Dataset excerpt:
-- begin --

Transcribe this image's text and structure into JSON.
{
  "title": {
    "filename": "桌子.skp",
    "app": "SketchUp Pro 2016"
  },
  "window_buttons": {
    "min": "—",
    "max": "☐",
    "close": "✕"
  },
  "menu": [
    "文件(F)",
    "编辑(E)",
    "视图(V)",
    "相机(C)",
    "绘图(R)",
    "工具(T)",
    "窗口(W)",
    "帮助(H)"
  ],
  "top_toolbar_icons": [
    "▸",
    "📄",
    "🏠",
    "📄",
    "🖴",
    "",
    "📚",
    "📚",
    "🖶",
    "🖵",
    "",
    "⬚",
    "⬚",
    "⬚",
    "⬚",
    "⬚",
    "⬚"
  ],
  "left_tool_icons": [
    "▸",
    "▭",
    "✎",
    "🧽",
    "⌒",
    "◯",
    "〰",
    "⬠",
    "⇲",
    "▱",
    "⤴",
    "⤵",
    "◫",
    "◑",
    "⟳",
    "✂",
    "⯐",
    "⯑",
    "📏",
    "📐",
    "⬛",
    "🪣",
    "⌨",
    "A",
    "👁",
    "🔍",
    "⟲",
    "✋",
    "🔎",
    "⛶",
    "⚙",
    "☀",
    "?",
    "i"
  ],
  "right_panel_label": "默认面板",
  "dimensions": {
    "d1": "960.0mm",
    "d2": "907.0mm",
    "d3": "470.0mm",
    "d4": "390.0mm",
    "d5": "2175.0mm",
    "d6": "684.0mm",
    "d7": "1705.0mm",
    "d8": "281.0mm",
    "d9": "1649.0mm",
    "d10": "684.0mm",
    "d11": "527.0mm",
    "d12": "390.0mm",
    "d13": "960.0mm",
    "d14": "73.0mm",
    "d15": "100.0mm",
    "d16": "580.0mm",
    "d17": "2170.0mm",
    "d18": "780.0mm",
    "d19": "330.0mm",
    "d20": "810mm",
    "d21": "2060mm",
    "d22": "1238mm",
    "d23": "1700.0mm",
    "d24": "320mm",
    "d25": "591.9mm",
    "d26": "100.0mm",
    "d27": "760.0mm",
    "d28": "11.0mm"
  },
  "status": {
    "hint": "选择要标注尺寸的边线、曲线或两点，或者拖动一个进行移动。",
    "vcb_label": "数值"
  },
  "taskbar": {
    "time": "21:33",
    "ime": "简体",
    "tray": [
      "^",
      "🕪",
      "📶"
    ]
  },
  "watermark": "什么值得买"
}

-- end --

#### [Given task]
Copy each line of the data above without altering a single character.

#### [Written answer]
Transcribe this image's text and structure into JSON.
{
  "title": {
    "filename": "桌子.skp",
    "app": "SketchUp Pro 2016"
  },
  "window_buttons": {
    "min": "—",
    "max": "☐",
    "close": "✕"
  },
  "menu": [
    "文件(F)",
    "编辑(E)",
    "视图(V)",
    "相机(C)",
    "绘图(R)",
    "工具(T)",
    "窗口(W)",
    "帮助(H)"
  ],
  "top_toolbar_icons": [
    "▸",
    "📄",
    "🏠",
    "📄",
    "🖴",
    "",
    "📚",
    "📚",
    "🖶",
    "🖵",
    "",
    "⬚",
    "⬚",
    "⬚",
    "⬚",
    "⬚",
    "⬚"
  ],
  "left_tool_icons": [
    "▸",
    "▭",
    "✎",
    "🧽",
    "⌒",
    "◯",
    "〰",
    "⬠",
    "⇲",
    "▱",
    "⤴",
    "⤵",
    "◫",
    "◑",
    "⟳",
    "✂",
    "⯐",
    "⯑",
    "📏",
    "📐",
    "⬛",
    "🪣",
    "⌨",
    "A",
    "👁",
    "🔍",
    "⟲",
    "✋",
    "🔎",
    "⛶",
    "⚙",
    "☀",
    "?",
    "i"
  ],
  "right_panel_label": "默认面板",
  "dimensions": {
    "d1": "960.0mm",
    "d2": "907.0mm",
    "d3": "470.0mm",
    "d4": "390.0mm",
    "d5": "2175.0mm",
    "d6": "684.0mm",
    "d7": "1705.0mm",
    "d8": "281.0mm",
    "d9": "1649.0mm",
    "d10": "684.0mm",
    "d11": "527.0mm",
    "d12": "390.0mm",
    "d13": "960.0mm",
    "d14": "73.0mm",
    "d15": "100.0mm",
    "d16": "580.0mm",
    "d17": "2170.0mm",
    "d18": "780.0mm",
    "d19": "330.0mm",
    "d20": "810mm",
    "d21": "2060mm",
    "d22": "1238mm",
    "d23": "1700.0mm",
    "d24": "320mm",
    "d25": "591.9mm",
    "d26": "100.0mm",
    "d27": "760.0mm",
    "d28": "11.0mm"
  },
  "status": {
    "hint": "选择要标注尺寸的边线、曲线或两点，或者拖动一个进行移动。",
    "vcb_label": "数值"
  },
  "taskbar": {
    "time": "21:33",
    "ime": "简体",
    "tray": [
      "^",
      "🕪",
      "📶"
    ]
  },
  "watermark": "什么值得买"
}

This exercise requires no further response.